▶ [Direction]: Look below. Copy each line that has "JSON" in it.

Entries with figure data
▽
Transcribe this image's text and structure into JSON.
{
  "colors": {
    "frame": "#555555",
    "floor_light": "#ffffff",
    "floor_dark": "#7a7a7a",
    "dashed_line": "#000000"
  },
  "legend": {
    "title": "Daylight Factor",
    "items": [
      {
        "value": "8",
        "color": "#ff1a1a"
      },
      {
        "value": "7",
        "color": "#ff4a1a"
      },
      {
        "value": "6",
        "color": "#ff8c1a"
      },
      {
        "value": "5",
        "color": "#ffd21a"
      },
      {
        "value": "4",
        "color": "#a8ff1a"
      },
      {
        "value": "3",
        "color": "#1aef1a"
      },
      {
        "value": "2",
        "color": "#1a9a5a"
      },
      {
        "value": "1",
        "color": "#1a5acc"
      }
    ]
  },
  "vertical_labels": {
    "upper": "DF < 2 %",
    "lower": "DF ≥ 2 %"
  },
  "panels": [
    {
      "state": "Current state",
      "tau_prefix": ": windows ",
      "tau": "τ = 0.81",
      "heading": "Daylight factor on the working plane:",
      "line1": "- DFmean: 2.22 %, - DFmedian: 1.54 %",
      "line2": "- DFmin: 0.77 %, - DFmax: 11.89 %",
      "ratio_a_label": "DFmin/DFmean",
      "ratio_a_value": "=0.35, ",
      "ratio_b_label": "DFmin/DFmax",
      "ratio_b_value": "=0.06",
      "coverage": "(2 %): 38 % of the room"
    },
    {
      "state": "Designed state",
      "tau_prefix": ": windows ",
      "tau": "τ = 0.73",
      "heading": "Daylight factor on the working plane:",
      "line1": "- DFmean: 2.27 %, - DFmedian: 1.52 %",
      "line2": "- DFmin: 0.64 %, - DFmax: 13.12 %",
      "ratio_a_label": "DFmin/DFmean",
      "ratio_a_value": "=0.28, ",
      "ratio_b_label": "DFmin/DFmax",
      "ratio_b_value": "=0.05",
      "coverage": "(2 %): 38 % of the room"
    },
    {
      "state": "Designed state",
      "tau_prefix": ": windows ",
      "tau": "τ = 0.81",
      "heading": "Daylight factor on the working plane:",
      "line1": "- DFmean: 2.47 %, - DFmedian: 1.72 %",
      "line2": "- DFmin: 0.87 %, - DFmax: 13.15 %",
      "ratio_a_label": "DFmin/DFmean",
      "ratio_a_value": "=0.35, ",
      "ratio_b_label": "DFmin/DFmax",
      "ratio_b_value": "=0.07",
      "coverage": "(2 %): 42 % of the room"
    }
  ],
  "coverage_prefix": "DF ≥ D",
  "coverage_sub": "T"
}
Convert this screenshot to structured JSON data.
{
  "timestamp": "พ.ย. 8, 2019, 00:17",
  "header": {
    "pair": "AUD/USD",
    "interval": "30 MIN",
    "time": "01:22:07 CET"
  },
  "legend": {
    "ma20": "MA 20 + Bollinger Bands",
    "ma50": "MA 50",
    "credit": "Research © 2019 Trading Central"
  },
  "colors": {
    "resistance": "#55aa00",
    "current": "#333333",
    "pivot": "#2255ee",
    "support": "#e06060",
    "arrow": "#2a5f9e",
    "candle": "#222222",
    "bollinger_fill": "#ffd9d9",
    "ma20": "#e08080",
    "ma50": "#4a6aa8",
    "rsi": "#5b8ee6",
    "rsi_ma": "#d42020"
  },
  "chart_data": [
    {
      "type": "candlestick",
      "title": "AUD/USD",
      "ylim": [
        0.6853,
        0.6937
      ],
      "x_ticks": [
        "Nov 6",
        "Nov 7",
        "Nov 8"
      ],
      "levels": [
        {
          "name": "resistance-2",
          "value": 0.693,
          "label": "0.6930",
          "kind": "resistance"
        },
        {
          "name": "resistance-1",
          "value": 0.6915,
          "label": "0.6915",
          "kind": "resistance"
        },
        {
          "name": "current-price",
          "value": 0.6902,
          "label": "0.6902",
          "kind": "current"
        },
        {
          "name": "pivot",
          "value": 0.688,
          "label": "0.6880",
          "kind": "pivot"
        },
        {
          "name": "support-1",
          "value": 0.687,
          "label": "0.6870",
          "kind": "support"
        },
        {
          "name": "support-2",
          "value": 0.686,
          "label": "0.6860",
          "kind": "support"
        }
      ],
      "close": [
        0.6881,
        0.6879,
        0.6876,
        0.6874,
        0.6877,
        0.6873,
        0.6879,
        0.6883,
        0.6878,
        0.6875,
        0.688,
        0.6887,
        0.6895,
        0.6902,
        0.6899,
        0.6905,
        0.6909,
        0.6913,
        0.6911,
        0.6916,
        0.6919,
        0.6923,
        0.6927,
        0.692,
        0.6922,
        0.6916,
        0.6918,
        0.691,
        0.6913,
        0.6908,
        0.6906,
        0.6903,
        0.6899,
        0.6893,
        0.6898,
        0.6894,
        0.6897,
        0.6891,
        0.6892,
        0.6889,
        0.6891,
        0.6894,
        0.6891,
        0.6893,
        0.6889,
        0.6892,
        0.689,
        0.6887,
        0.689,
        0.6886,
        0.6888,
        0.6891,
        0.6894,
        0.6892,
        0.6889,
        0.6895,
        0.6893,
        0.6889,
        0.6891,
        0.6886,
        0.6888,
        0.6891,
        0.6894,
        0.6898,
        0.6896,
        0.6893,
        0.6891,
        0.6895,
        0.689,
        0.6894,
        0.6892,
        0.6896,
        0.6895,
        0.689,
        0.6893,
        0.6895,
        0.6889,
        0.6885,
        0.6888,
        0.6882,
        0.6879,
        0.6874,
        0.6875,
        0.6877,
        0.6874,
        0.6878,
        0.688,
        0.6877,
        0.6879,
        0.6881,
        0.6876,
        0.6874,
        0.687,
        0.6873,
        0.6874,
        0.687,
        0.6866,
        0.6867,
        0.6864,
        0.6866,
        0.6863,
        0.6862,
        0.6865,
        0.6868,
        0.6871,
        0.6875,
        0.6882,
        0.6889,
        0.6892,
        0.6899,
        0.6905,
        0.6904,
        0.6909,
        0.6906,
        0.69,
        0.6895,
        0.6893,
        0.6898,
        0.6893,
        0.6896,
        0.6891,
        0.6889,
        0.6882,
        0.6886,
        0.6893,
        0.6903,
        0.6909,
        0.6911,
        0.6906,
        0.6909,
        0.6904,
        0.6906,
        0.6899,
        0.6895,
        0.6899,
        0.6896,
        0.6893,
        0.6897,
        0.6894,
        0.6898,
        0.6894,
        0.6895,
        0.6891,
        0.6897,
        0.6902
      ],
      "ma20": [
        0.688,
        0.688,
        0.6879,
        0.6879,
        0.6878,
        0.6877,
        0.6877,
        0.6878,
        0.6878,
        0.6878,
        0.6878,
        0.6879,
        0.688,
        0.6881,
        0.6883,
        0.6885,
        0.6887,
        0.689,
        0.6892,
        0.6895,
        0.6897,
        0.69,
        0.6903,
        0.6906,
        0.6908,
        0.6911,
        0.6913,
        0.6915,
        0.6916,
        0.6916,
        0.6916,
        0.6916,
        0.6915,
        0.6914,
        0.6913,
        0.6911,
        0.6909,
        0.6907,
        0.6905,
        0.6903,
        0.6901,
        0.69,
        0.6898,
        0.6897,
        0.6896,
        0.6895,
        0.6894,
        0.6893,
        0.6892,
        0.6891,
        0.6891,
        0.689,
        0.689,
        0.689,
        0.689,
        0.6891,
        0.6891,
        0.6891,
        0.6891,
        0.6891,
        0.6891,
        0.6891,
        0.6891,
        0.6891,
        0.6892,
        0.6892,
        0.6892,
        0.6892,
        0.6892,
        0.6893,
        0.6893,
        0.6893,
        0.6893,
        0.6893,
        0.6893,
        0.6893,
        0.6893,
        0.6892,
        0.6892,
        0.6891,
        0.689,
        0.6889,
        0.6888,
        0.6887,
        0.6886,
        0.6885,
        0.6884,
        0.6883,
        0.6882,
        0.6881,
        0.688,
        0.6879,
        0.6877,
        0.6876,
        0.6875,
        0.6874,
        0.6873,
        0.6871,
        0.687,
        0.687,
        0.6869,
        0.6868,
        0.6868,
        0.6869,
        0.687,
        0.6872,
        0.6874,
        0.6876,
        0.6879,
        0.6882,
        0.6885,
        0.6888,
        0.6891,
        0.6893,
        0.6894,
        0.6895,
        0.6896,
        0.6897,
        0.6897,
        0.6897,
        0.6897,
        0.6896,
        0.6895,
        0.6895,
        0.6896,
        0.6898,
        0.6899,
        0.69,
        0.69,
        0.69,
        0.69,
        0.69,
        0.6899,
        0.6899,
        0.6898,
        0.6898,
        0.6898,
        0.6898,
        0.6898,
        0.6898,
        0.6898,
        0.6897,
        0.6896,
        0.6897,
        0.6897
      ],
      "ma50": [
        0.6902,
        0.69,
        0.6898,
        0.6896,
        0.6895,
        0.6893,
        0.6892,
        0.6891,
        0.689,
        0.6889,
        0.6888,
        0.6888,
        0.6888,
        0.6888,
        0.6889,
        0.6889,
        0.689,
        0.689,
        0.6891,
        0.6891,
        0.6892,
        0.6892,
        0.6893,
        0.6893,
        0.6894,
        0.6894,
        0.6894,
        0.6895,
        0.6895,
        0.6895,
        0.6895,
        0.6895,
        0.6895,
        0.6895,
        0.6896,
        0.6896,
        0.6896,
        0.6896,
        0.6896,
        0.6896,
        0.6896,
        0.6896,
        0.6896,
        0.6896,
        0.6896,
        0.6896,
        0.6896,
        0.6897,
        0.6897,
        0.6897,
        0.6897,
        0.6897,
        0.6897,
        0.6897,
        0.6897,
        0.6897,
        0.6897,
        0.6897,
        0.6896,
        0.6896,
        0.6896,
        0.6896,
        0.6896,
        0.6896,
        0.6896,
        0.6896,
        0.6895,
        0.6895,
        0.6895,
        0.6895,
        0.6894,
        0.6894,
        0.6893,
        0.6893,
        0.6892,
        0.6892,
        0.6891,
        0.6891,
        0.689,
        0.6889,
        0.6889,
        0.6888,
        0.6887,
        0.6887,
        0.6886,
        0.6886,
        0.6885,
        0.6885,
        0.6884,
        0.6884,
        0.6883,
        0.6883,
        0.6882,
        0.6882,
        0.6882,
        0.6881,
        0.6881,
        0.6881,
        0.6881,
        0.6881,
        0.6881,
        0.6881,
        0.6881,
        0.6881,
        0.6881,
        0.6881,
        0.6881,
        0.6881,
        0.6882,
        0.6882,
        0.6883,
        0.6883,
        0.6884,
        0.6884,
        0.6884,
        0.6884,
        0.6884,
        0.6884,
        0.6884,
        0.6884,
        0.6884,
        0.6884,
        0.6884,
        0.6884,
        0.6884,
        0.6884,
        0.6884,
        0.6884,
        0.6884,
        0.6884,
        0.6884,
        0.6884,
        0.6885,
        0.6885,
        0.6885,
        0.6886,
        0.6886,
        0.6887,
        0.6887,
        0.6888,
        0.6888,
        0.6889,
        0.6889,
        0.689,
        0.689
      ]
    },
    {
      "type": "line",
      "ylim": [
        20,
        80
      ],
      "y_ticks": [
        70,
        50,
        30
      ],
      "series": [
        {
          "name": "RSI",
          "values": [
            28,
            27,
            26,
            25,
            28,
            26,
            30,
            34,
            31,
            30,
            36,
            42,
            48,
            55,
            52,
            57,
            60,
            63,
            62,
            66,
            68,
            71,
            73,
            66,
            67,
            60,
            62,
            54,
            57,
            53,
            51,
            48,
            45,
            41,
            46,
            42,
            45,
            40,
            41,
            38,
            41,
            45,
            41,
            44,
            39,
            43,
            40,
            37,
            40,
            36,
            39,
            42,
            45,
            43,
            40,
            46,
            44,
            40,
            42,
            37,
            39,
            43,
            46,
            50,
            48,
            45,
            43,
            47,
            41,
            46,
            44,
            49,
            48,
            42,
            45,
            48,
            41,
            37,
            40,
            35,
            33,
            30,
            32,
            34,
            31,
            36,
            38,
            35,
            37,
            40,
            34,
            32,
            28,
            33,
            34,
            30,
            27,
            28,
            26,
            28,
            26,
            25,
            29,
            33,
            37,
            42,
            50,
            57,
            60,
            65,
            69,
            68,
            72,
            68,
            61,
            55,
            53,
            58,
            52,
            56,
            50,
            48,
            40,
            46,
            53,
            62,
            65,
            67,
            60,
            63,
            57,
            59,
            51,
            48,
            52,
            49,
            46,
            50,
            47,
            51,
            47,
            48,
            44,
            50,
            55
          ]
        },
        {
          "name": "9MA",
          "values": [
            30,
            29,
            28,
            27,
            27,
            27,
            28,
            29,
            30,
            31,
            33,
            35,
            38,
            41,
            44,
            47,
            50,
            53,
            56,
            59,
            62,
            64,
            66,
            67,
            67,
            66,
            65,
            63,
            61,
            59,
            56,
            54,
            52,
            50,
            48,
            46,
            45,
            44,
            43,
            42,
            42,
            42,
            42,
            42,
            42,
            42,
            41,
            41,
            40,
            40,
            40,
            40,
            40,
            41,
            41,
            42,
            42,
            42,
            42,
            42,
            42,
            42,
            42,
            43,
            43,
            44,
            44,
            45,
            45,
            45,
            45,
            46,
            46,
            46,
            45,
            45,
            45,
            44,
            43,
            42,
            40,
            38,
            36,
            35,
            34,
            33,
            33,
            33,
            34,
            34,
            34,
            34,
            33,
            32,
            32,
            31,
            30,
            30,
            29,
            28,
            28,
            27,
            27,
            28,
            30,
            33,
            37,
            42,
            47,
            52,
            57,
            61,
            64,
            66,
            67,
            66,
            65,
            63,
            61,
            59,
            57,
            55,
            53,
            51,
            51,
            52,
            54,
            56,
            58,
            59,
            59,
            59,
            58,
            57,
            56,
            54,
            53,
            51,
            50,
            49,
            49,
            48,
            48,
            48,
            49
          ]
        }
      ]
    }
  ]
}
△
▶ [The output]:
Transcribe this image's text and structure into JSON.
Convert this screenshot to structured JSON data.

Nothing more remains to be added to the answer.